Written exercise:
Each entry below should be written out exactly as it is, with no pictures.

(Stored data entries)
= = = =

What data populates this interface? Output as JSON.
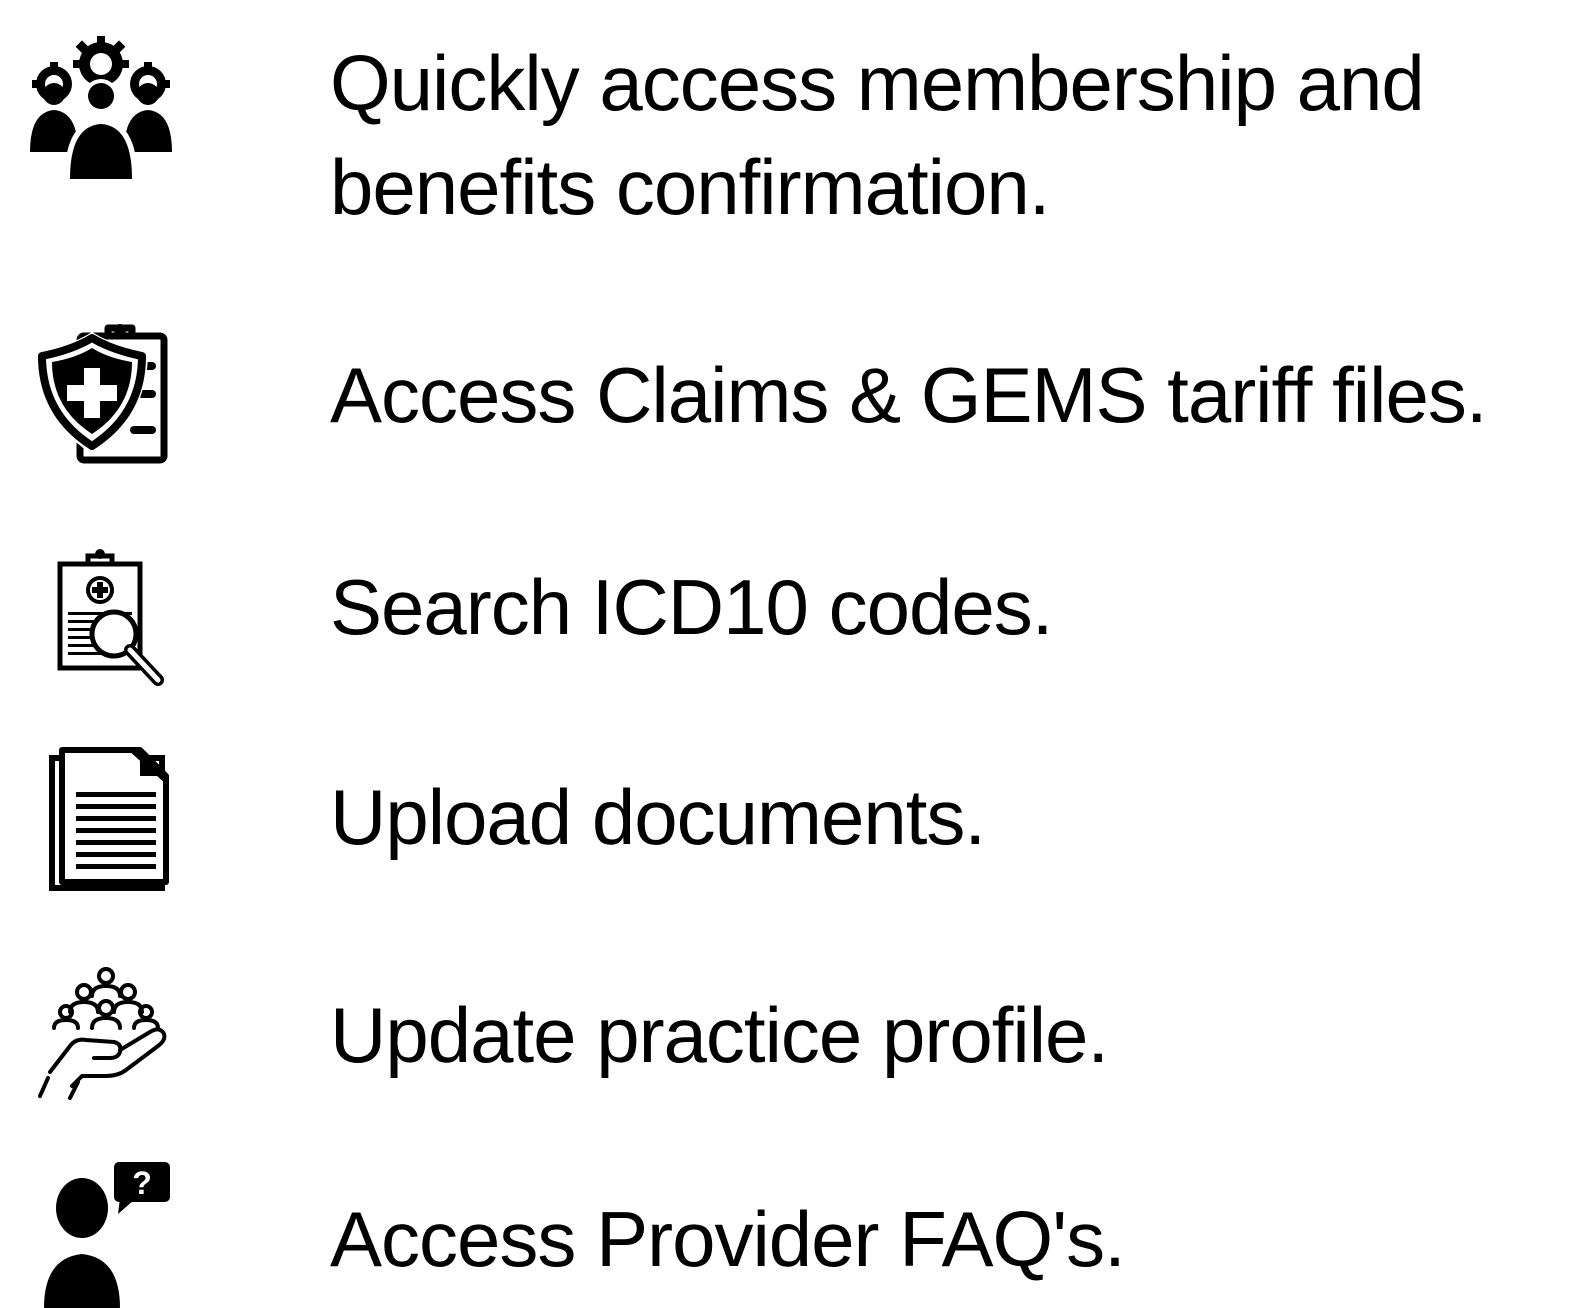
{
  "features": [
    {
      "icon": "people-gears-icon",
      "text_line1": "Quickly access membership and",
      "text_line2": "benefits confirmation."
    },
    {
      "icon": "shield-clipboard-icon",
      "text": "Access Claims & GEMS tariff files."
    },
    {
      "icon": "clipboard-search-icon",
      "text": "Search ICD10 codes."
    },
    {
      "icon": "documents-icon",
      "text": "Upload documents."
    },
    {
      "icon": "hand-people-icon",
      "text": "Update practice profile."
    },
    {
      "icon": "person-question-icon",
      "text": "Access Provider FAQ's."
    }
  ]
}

= = = =

The solution:
What data populates this interface? Output as JSON.
{
  "features": [
    {
      "icon": "people-gears-icon",
      "text_line1": "Quickly access membership and",
      "text_line2": "benefits confirmation."
    },
    {
      "icon": "shield-clipboard-icon",
      "text": "Access Claims & GEMS tariff files."
    },
    {
      "icon": "clipboard-search-icon",
      "text": "Search ICD10 codes."
    },
    {
      "icon": "documents-icon",
      "text": "Upload documents."
    },
    {
      "icon": "hand-people-icon",
      "text": "Update practice profile."
    },
    {
      "icon": "person-question-icon",
      "text": "Access Provider FAQ's."
    }
  ]
}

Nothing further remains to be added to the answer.